**Directions**. Filter the entries below, keeping every line that has the word "true".

·····

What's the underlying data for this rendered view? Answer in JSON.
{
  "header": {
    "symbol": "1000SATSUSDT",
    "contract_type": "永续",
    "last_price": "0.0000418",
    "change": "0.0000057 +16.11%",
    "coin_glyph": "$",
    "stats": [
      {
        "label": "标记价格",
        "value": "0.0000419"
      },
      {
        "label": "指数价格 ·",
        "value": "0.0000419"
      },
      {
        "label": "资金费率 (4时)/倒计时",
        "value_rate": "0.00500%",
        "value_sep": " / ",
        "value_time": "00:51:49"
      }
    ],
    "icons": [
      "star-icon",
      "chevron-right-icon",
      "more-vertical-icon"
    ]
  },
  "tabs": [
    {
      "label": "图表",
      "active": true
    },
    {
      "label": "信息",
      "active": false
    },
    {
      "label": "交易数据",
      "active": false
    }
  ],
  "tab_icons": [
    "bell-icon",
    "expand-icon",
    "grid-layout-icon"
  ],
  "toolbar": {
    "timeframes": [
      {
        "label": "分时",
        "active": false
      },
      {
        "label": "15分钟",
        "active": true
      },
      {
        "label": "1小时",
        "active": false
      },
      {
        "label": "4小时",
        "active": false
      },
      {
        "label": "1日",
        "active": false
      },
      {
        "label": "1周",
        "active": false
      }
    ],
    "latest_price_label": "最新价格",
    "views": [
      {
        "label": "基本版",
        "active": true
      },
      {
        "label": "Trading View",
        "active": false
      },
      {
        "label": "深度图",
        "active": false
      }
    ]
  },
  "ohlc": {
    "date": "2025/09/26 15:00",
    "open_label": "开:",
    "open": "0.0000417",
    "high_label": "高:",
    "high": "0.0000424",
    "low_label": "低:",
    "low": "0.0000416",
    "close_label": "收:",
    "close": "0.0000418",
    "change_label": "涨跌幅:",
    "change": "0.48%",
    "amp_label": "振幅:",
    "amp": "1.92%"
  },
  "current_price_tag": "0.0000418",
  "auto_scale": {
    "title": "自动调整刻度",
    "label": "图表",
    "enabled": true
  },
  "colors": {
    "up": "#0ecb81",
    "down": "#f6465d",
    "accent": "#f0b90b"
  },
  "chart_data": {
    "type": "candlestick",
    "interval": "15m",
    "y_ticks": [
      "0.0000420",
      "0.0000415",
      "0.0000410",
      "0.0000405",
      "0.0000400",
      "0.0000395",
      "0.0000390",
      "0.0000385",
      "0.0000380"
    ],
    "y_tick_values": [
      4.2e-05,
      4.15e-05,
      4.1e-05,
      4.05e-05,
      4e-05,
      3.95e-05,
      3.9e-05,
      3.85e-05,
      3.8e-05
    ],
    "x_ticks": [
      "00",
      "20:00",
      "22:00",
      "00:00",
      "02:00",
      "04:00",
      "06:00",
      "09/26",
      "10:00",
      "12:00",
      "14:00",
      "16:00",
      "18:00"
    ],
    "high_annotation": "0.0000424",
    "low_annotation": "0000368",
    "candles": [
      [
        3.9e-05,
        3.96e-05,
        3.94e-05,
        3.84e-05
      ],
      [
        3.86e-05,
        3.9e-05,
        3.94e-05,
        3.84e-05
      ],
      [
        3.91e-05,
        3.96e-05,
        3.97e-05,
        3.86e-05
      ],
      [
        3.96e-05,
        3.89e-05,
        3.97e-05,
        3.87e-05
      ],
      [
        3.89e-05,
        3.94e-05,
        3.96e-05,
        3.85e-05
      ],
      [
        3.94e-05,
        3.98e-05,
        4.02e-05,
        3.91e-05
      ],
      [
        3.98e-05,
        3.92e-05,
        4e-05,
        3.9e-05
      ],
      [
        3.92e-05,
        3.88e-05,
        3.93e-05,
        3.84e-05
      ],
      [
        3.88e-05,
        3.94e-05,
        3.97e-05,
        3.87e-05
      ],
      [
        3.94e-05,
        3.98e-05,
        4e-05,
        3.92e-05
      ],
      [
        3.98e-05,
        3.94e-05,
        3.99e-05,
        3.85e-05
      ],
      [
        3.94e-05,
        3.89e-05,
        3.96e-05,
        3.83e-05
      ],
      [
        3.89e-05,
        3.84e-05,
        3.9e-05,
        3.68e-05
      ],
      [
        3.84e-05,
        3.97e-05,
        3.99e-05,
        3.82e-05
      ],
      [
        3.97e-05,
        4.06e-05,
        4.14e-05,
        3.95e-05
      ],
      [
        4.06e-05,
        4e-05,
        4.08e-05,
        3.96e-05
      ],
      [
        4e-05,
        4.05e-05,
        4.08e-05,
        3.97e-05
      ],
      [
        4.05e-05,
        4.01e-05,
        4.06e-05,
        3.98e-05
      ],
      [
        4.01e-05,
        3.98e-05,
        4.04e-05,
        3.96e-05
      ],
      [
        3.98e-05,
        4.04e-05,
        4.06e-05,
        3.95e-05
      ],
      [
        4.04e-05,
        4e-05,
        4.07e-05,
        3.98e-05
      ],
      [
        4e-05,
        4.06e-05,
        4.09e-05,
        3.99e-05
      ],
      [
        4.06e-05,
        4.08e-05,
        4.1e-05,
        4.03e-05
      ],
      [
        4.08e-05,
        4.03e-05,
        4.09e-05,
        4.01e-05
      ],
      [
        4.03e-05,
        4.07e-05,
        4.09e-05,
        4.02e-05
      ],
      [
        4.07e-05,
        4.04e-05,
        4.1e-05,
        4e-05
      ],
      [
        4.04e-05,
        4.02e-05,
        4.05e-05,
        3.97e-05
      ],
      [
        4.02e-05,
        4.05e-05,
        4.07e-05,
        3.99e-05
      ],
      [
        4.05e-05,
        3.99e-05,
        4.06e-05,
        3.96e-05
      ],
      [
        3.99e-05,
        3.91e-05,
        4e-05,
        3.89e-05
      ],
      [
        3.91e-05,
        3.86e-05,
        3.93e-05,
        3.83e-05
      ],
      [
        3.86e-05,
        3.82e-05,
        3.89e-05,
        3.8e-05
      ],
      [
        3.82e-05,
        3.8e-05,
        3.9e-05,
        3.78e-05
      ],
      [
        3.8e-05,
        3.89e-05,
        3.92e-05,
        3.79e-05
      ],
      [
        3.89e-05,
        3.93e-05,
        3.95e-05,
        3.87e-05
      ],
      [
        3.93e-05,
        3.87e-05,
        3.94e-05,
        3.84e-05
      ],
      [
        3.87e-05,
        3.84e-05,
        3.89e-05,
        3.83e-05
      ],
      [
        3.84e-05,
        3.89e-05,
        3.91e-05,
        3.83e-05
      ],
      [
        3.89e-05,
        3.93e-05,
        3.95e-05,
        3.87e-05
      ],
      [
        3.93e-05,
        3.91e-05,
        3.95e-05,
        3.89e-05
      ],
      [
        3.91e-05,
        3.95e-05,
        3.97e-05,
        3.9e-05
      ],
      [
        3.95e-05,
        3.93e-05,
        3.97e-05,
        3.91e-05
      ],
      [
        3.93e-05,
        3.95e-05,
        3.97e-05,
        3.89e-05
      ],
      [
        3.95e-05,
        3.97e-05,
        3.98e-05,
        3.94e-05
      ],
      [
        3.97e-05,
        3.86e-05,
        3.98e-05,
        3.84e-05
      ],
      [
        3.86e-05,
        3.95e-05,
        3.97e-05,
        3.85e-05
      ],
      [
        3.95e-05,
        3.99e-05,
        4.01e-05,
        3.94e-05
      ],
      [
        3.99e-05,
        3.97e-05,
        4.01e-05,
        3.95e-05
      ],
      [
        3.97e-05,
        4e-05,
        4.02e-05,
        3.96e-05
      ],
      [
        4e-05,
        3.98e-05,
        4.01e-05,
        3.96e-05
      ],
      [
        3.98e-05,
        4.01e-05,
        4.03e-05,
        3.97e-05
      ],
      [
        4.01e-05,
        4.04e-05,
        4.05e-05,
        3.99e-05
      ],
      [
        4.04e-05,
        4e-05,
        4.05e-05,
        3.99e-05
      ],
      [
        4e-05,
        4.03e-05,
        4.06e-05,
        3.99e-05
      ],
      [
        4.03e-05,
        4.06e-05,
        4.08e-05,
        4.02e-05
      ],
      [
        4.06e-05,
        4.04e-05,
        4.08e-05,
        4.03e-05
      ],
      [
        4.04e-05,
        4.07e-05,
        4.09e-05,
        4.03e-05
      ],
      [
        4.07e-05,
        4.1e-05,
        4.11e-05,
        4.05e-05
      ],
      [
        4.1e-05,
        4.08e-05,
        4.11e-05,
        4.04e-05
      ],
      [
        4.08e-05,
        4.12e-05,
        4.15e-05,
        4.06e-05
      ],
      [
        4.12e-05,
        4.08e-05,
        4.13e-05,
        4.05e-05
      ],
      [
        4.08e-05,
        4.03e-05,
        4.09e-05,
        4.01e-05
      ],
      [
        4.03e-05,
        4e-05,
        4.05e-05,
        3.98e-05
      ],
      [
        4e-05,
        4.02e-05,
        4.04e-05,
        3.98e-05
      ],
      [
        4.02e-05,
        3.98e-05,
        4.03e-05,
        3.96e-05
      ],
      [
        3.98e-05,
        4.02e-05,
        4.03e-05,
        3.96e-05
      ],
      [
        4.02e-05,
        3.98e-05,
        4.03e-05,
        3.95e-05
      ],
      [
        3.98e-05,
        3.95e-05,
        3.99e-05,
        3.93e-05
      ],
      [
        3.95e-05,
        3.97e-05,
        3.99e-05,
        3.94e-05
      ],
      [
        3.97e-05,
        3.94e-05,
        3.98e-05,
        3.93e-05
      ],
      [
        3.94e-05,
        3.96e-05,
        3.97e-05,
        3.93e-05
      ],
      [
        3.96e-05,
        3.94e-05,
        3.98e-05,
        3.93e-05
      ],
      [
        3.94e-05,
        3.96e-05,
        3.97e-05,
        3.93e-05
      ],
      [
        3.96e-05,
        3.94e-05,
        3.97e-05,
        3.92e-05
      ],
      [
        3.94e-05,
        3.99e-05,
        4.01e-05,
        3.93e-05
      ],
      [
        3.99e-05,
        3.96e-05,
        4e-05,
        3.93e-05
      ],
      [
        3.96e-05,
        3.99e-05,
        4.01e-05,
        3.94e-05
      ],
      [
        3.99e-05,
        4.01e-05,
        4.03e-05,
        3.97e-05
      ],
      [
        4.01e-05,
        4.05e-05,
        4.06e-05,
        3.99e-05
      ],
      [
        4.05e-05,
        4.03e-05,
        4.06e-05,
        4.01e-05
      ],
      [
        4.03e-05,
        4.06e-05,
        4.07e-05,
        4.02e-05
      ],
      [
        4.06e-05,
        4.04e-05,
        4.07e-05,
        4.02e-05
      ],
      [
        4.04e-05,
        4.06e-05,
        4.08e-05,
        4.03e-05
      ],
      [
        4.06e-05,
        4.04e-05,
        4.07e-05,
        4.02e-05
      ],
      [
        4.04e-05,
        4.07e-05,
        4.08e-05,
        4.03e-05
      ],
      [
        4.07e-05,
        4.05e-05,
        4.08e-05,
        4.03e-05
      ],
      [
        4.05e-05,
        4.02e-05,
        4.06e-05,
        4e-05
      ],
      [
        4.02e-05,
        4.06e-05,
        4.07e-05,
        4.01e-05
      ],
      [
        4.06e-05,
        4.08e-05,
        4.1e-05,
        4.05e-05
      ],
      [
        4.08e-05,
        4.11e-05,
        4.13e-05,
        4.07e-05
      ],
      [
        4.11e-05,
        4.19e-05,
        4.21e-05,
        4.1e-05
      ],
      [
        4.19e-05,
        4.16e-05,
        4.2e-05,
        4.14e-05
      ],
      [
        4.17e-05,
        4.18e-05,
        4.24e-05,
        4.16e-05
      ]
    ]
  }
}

·····

**Answer to the task**.
      "active": true
        "active": true
        "active": true
    "enabled": true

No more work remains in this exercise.